(Stored data entries)

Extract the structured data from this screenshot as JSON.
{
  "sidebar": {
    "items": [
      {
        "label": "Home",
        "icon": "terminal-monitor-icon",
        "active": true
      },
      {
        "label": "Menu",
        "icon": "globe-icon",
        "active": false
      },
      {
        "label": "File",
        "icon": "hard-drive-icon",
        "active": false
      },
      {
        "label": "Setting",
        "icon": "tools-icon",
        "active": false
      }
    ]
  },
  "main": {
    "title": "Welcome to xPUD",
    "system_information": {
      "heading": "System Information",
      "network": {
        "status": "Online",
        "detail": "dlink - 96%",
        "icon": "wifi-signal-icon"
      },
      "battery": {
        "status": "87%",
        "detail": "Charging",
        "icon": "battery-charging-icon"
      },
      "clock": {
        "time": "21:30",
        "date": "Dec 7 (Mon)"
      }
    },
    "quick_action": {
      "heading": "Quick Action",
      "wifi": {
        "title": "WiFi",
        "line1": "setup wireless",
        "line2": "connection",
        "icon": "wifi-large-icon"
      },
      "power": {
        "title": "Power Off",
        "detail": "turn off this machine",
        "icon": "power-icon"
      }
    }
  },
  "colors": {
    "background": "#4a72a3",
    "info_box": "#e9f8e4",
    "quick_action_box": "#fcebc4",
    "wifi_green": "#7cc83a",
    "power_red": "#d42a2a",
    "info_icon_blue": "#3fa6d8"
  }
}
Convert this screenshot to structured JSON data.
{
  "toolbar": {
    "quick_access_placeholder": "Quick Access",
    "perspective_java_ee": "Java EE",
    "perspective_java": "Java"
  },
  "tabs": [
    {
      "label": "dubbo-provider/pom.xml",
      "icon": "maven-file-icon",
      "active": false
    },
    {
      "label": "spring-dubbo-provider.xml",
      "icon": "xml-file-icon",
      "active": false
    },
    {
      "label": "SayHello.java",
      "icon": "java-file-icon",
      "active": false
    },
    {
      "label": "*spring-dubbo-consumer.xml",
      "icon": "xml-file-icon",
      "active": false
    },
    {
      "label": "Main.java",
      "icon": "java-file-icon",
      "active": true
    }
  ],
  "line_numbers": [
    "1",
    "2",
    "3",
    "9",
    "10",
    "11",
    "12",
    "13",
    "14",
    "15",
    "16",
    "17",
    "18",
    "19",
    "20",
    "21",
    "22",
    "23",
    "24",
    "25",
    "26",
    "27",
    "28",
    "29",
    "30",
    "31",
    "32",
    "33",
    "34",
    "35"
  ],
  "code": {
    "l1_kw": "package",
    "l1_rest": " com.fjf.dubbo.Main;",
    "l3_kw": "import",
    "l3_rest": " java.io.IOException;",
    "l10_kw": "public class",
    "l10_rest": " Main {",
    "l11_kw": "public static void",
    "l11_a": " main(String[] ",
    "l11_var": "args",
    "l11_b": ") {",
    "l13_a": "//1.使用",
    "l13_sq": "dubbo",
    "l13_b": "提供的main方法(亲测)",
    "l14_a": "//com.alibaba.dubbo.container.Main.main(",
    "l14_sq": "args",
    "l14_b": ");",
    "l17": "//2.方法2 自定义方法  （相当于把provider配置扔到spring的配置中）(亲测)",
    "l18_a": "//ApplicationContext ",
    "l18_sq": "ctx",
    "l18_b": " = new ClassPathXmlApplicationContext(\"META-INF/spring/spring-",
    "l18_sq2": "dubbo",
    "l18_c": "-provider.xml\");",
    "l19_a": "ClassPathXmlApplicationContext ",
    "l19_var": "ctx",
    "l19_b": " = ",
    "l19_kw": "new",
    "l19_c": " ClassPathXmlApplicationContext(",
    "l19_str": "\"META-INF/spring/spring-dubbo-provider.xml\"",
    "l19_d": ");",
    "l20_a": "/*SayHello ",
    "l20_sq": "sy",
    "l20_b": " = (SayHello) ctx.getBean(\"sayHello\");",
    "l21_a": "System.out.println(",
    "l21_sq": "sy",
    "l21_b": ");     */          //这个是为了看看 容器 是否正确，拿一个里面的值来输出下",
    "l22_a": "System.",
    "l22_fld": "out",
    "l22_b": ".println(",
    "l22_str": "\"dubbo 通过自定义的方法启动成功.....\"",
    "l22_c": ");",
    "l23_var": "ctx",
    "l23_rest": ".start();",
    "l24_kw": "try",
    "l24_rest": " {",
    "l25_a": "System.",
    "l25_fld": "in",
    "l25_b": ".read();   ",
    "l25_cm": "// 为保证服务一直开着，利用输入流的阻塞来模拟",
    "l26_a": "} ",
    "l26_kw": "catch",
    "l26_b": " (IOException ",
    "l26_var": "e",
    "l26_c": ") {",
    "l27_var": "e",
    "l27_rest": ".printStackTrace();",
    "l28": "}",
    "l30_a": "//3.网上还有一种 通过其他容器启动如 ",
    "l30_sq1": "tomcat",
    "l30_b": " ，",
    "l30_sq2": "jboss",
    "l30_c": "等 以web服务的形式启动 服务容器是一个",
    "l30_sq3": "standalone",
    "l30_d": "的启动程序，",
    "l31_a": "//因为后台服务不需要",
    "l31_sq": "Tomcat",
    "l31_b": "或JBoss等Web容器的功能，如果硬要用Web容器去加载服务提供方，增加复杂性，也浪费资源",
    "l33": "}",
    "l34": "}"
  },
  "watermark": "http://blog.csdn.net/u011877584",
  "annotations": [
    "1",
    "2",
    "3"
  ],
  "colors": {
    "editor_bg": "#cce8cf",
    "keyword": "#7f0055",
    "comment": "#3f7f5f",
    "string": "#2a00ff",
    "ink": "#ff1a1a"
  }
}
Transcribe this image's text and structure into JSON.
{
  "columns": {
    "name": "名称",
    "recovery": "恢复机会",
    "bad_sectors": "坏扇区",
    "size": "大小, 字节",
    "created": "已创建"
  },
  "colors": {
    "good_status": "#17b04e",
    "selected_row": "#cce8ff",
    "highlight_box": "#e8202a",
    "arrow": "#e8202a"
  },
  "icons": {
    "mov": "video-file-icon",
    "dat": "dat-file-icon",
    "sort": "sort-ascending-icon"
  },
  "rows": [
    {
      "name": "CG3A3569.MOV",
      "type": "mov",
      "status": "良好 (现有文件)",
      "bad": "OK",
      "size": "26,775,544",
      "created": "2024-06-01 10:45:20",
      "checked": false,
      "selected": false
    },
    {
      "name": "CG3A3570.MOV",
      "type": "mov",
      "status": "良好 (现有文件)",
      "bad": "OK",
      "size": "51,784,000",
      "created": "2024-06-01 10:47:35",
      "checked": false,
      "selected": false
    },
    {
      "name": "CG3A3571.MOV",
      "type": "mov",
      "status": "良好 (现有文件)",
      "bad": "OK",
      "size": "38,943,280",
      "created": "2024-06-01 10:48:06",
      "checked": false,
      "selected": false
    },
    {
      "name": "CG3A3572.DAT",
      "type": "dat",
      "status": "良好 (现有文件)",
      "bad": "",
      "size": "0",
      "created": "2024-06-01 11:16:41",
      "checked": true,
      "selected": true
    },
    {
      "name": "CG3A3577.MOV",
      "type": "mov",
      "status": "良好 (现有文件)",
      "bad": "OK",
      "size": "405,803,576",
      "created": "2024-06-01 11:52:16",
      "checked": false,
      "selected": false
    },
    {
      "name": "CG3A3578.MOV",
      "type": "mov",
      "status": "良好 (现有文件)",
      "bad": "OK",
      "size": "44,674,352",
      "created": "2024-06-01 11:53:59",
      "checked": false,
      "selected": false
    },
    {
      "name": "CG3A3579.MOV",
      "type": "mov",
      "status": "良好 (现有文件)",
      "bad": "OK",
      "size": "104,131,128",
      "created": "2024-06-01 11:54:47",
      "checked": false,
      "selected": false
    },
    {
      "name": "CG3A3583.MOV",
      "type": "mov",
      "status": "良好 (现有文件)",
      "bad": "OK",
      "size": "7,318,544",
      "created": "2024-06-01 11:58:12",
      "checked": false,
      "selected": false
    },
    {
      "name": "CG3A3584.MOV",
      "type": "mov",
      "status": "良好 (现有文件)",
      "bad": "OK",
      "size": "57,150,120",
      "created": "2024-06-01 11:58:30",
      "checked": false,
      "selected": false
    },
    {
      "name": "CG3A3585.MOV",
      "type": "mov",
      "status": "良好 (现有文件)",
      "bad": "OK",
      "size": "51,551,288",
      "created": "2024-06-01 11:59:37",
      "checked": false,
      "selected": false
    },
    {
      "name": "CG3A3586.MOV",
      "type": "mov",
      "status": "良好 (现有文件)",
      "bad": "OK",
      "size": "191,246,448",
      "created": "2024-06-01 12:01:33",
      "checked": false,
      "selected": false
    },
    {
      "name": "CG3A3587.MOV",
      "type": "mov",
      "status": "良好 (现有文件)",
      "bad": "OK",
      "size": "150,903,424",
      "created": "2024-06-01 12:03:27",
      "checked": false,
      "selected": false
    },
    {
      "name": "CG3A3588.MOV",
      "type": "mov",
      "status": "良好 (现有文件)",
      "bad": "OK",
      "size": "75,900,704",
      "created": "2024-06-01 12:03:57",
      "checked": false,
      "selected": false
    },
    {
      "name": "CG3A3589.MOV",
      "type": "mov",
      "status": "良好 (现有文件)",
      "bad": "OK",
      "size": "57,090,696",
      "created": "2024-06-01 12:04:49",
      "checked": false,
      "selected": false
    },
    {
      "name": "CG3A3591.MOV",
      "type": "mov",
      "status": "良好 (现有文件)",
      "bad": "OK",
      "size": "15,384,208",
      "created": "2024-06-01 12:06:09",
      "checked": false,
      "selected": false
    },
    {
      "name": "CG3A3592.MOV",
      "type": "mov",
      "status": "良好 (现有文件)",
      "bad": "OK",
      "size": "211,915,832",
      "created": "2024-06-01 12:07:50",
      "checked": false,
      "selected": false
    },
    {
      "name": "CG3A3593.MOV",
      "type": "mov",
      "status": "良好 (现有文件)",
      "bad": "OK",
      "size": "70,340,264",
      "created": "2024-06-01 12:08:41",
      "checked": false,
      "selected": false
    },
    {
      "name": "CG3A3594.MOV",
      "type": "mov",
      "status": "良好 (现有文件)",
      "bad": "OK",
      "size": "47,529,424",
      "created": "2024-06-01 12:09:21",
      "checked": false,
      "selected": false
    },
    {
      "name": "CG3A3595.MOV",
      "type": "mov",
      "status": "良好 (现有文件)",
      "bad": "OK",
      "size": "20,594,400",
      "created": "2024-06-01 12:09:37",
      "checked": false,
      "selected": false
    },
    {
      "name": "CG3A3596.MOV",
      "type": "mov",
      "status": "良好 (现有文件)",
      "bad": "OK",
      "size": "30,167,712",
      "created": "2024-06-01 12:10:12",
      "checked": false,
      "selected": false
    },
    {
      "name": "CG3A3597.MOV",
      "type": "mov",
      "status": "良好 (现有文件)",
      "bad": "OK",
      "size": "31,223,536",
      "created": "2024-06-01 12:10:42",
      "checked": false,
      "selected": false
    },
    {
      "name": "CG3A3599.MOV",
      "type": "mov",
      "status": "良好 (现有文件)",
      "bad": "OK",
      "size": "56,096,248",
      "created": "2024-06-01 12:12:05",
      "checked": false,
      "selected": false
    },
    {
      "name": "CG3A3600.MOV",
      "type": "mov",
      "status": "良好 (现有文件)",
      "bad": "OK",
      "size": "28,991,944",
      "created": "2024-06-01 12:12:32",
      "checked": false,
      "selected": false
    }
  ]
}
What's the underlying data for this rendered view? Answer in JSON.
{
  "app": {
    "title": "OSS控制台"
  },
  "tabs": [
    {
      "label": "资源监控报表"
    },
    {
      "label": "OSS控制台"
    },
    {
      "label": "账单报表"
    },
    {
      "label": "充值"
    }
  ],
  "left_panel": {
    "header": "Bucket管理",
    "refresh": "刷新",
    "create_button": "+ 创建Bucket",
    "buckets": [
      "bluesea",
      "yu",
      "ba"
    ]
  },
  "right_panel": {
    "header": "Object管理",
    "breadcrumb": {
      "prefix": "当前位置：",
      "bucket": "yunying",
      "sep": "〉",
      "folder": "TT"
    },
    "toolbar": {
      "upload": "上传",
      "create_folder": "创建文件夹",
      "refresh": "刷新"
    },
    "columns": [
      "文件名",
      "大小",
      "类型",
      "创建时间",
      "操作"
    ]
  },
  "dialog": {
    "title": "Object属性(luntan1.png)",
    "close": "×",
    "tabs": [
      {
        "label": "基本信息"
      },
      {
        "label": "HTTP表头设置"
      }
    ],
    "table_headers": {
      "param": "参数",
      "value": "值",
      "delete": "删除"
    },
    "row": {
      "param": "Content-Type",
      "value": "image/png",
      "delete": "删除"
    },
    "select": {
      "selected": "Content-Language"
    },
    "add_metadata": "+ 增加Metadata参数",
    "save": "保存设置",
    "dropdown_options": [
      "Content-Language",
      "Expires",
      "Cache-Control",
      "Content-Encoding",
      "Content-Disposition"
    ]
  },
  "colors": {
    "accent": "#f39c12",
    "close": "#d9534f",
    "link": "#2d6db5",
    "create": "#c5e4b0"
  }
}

**EXERCISE BRIEF:** Each line that holds the word "Language" should be extracted from the records.

**SOLUTION TO THE EXERCISE:**
      "selected": "Content-Language"
      "Content-Language",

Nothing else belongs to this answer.